**Short problem**
Count only the lines of the records that hold "Extract", then give the number without any other words.

---

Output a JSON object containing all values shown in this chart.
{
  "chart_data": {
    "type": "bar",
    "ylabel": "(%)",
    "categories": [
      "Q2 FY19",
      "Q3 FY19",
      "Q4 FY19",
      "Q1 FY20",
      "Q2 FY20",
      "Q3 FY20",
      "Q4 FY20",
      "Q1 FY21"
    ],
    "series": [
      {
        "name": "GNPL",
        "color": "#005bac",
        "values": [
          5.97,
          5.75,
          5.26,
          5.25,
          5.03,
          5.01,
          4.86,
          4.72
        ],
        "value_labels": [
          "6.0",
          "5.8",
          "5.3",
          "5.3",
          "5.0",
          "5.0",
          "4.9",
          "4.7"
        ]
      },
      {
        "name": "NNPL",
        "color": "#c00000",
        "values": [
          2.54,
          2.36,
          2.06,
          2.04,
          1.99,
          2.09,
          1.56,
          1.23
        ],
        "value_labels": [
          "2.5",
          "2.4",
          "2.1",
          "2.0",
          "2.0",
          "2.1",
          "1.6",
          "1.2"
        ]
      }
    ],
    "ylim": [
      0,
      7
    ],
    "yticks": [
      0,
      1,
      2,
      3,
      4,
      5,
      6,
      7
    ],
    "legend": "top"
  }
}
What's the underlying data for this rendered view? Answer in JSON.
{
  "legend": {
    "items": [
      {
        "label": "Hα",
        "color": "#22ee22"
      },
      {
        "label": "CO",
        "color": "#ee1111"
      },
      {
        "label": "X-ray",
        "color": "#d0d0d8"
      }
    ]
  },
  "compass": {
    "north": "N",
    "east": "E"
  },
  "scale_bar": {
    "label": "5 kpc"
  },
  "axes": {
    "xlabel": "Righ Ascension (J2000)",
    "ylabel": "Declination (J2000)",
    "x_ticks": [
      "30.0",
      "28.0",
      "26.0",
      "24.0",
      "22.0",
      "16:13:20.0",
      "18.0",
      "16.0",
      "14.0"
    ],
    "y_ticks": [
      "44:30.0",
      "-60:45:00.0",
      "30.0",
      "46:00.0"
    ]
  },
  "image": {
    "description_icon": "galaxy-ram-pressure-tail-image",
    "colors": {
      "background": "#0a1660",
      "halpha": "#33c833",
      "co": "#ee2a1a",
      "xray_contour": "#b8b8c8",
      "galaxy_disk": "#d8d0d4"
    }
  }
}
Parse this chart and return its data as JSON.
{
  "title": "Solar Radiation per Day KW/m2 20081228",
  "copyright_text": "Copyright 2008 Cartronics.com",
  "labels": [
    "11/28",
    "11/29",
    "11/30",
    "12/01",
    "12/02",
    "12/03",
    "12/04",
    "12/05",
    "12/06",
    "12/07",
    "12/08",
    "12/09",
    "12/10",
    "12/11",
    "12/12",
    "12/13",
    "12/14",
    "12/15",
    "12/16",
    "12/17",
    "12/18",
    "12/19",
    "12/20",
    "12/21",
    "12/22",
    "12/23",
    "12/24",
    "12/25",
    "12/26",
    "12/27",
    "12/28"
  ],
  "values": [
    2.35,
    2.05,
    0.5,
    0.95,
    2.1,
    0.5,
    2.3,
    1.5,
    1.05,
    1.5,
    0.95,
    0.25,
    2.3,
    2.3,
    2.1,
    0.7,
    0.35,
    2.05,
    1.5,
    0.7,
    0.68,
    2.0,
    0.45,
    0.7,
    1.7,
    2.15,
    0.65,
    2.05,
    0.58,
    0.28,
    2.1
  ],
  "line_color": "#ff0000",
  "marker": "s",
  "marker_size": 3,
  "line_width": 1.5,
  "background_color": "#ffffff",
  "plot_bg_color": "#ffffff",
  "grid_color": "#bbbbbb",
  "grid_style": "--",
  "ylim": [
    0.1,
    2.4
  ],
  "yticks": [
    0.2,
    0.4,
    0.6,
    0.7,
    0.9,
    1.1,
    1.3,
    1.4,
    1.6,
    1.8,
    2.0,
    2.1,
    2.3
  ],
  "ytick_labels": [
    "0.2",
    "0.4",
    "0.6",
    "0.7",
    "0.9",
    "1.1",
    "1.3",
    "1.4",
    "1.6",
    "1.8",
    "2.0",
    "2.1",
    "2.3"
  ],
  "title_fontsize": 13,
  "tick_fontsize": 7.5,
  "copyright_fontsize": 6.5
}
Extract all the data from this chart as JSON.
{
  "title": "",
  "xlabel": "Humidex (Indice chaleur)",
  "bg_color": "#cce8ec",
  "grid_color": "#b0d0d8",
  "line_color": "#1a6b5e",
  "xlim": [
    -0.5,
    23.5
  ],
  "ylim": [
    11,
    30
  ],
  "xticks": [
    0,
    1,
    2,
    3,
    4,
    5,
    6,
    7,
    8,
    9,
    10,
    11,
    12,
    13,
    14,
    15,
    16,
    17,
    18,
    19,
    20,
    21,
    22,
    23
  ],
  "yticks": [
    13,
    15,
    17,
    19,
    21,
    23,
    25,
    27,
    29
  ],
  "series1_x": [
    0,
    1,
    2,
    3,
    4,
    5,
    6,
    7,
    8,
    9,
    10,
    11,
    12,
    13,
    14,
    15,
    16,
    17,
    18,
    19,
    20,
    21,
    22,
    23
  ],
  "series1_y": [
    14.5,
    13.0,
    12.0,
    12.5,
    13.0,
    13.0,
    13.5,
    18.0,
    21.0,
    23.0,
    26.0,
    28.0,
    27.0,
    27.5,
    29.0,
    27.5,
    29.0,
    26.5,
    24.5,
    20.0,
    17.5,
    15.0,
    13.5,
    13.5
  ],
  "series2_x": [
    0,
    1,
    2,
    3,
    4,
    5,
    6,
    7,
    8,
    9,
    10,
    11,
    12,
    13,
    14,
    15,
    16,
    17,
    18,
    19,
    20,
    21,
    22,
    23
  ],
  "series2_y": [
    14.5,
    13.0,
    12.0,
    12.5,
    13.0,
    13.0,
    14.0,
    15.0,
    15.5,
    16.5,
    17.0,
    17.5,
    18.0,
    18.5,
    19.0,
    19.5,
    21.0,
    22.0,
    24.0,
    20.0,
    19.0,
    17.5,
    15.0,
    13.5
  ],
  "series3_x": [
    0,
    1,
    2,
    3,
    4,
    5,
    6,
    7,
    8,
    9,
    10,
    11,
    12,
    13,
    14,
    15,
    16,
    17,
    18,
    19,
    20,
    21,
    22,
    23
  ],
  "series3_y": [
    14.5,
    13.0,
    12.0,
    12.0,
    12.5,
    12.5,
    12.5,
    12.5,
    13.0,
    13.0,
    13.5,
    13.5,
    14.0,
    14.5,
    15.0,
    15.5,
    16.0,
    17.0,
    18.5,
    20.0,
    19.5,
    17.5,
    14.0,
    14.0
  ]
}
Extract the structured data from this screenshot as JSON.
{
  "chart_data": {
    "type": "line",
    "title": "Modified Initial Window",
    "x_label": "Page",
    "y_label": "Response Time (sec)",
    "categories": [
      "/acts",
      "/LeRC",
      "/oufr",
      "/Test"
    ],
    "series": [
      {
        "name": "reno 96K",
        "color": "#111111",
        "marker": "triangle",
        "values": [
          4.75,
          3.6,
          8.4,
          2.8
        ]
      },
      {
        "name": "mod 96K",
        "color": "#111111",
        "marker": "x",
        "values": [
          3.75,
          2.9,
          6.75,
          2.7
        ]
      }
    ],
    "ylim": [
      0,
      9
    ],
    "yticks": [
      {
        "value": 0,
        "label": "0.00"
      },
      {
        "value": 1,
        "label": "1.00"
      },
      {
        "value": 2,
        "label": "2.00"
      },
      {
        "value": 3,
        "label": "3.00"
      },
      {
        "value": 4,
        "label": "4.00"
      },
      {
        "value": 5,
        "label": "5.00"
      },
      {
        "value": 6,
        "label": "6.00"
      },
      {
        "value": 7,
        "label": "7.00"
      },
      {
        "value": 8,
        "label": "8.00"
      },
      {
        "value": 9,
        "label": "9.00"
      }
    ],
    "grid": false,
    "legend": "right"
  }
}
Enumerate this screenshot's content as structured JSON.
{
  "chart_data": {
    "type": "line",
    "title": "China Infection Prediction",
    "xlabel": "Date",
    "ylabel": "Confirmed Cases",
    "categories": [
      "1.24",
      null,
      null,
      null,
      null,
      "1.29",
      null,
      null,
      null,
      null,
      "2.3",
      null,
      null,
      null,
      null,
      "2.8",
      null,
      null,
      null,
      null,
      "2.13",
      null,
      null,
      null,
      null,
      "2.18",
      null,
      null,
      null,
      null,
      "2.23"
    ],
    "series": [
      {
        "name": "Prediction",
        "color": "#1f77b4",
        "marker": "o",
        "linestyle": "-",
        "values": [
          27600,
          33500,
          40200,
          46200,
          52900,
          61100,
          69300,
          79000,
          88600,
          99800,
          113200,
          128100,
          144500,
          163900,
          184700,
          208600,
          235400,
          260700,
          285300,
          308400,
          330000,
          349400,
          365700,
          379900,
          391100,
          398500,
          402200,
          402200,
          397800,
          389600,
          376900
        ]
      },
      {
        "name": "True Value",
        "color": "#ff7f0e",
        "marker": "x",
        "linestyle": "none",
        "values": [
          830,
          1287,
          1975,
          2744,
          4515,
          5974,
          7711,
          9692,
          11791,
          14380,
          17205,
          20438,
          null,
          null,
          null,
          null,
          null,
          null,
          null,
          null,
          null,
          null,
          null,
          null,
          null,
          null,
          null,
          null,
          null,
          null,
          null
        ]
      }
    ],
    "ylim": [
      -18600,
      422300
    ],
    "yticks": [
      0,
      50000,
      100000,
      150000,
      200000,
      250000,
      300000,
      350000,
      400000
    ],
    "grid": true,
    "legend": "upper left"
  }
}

---

**Full output**
2